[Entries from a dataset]
(begin)

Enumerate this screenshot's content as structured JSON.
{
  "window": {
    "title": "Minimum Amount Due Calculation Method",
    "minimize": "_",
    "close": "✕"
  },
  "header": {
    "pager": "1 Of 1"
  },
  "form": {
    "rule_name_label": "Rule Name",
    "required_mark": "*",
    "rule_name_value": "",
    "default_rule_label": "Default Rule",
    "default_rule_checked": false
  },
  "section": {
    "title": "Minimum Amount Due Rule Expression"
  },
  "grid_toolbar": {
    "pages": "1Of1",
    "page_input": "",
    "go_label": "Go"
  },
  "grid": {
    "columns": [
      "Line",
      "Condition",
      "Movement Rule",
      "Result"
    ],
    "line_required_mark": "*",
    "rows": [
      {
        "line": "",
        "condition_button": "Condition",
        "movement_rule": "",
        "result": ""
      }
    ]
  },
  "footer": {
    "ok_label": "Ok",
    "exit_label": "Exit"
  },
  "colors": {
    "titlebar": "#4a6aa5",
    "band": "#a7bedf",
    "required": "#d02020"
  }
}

(end)

» What to work on: Locate the word "Amount" in the records and collect each line it appears in.

» Solution to this exercise:
    "title": "Minimum Amount Due Calculation Method",
    "title": "Minimum Amount Due Rule Expression"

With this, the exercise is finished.